» **GOAL OF THE EXERCISE**: The page text below is about disciplinary inquiry before dismissal. List every term whose meaning it explains.

» **PAGE TEXT**:

* * *

DISCIPLINARY INQUIRY BEFORE DISMISSAL OF EMPLOYEE NOT MANDATORY AN ANALYSIS In other words, Employers may not have to go through the entire process of disciplinary enquiry if there is leading evidence against the dismissed employee warranting such action The employer and employee relationship as known to the world has witnessed sea changes through the course of time as the world...
DISCIPLINARY INQUIRY BEFORE DISMISSAL OF EMPLOYEE NOT MANDATORY AN ANALYSIS
In other words, Employers may not have to go through the entire process of disciplinary enquiry if there is leading evidence against the dismissed employee warranting such action
The employer and employee relationship as known to the world has witnessed sea changes through the course of time as the world progressed towards the modern age of industrial revolutions. Both the employer and employee traversed through economic activities of a nation and world at large, progressing from an elementary form of informal to a formal arrangement however the conflict resolution mechanism between the two has always been a point of discussion with odds favoring the employer in general. However, with the increased participation and role of regulators, authorities and most notably through judicial remedial actions, this employer-employee relationship has been given a new horizon in the direction of relationship of mutual benefit & respect with a common goal to participate in commerce while reaping economic benefits. With the emergence of several employment-related concepts, the concept of requirement of disciplinary enquiry was introduced for ensuring adherence to essential legal principle Audi Alteram Partem which connotes that "no one should be condemned unheard". Discipline herein signifies compliance to the predefined code of conduct & rules and accordingly, obedience of same is envisaged in the contract of service. Accordingly, Disciplinary Enquiry herein means enquiry into the charges of indiscipline and misconduct by an employee.

* * *

» **RECORDS PROVIDED**:

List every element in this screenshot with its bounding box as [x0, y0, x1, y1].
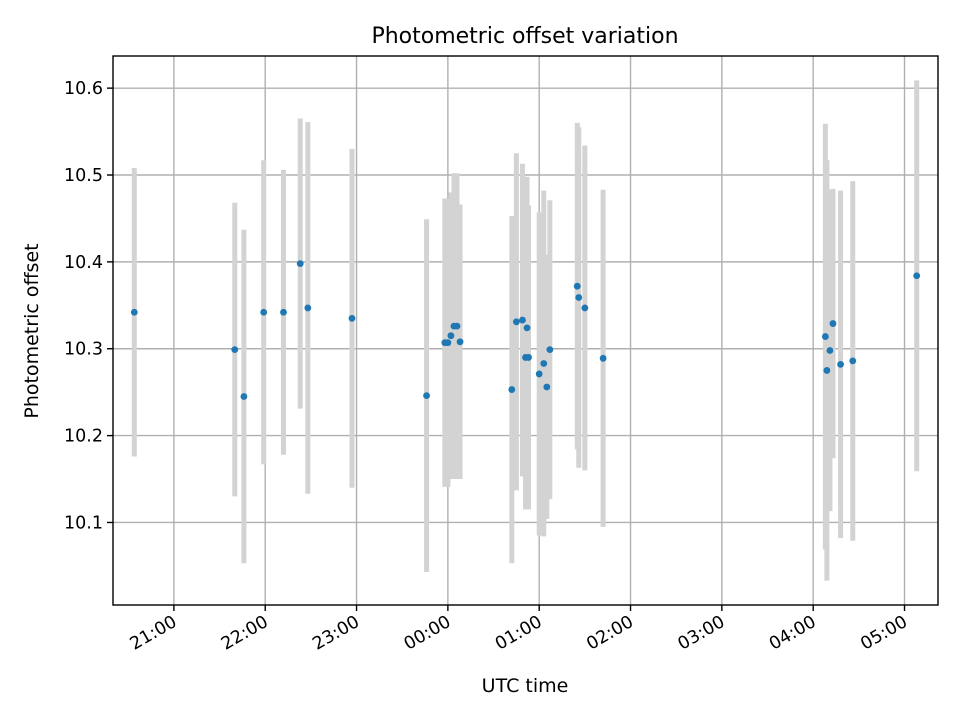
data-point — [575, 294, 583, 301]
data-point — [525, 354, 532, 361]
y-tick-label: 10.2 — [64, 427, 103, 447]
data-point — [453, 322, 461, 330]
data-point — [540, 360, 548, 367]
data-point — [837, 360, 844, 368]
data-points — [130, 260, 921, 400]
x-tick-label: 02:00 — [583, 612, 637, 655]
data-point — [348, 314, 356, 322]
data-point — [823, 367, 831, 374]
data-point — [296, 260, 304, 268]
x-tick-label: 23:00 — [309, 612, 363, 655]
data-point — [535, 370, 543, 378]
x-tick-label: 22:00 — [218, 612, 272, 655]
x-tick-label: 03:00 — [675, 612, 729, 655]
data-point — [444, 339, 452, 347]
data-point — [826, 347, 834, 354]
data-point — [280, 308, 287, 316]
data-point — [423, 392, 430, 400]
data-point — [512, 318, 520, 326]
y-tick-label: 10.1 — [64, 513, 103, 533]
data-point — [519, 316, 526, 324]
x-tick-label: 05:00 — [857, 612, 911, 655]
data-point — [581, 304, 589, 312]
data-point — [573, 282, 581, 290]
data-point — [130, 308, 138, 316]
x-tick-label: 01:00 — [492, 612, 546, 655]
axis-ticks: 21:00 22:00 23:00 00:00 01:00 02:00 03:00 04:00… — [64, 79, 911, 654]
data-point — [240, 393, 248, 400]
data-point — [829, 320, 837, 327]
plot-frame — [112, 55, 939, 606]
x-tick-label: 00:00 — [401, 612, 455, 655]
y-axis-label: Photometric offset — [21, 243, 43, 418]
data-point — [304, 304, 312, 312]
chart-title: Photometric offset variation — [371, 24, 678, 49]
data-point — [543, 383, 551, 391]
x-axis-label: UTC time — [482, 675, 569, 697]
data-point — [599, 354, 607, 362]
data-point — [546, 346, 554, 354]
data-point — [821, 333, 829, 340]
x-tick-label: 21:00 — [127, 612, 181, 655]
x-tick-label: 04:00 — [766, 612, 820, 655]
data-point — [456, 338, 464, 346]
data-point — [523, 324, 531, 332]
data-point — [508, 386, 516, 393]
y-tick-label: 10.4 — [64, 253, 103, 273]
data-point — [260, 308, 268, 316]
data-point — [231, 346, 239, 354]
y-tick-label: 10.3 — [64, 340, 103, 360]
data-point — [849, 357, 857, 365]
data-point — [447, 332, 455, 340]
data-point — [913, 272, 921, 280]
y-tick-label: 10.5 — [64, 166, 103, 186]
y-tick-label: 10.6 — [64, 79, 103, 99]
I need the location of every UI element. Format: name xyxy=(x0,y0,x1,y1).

* * *

» **REPLY TO THE EXERCISE**:
- Audi Alteram Partem
- Discipline
- Disciplinary Enquiry